__DIRECTIONS FOR THIS TASK__
Among the entries that follow, tally the lines with the string "What". Give no more than the number.

__PROVIDED ENTRIES__
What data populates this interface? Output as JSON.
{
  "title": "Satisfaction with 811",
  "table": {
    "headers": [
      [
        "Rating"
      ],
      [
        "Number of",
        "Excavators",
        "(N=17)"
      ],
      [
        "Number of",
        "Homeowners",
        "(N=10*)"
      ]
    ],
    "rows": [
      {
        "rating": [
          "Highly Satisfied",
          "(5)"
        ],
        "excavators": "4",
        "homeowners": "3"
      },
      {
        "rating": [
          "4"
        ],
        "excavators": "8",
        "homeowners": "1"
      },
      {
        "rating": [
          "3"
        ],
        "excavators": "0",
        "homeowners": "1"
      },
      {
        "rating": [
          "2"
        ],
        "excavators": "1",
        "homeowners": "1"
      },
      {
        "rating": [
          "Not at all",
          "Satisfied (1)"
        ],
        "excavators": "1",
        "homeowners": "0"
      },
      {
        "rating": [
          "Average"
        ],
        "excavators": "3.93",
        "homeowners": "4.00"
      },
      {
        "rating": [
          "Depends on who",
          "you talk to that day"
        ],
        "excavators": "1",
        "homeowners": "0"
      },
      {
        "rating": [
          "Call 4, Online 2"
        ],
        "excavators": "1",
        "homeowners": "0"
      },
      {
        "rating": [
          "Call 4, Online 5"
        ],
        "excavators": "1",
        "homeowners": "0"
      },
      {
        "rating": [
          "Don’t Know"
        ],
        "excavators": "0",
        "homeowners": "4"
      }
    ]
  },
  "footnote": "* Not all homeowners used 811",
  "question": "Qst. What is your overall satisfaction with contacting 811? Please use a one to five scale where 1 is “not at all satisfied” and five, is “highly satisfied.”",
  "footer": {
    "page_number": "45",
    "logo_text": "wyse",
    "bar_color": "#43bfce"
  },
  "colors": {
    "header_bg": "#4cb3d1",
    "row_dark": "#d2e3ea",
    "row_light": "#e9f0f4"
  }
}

__OUTPUT OF THE TASK__
2